§ Task statement: Copy every line that mentions the word "text".

§ The input:

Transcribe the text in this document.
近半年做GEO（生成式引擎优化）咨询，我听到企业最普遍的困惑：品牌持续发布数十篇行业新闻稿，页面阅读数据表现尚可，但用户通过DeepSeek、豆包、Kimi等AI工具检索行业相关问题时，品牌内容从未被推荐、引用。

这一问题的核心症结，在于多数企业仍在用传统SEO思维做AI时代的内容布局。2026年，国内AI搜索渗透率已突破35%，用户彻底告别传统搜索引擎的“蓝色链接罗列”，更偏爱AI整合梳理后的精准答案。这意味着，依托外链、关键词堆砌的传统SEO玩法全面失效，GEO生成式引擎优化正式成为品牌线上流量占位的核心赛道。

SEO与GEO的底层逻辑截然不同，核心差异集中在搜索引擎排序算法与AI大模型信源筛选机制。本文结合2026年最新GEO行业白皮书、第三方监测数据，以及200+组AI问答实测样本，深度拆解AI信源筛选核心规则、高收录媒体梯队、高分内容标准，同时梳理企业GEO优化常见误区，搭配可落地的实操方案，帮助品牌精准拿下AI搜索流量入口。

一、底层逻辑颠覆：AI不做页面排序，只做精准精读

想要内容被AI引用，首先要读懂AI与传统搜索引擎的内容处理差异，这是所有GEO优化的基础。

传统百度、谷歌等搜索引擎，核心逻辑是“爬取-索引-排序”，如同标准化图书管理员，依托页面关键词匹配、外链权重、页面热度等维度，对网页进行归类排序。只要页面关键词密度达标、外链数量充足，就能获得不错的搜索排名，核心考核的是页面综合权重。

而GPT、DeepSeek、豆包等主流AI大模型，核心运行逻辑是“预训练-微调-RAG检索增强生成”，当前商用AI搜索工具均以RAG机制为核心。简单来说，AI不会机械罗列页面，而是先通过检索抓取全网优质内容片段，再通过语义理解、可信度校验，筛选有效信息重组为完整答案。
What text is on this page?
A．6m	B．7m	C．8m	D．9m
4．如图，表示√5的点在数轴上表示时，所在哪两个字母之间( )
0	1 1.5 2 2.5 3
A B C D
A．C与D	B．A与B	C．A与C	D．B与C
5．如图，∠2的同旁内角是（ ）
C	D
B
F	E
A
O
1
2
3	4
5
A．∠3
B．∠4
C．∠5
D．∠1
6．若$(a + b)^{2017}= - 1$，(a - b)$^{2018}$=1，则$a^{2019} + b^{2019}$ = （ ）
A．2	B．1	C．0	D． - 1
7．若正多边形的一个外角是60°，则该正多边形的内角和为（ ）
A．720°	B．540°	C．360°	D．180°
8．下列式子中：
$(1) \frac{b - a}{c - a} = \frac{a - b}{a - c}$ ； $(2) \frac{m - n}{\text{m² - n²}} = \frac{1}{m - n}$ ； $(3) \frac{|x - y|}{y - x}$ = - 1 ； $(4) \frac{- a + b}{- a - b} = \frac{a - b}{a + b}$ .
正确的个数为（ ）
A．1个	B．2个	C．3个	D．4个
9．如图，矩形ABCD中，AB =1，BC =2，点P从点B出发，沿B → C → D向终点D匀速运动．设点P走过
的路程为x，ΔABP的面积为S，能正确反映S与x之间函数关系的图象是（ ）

§ Reply to the task:
Transcribe the text in this document.
What text is on this page?
$(1) \frac{b - a}{c - a} = \frac{a - b}{a - c}$ ； $(2) \frac{m - n}{\text{m² - n²}} = \frac{1}{m - n}$ ； $(3) \frac{|x - y|}{y - x}$ = - 1 ； $(4) \frac{- a + b}{- a - b} = \frac{a - b}{a + b}$ .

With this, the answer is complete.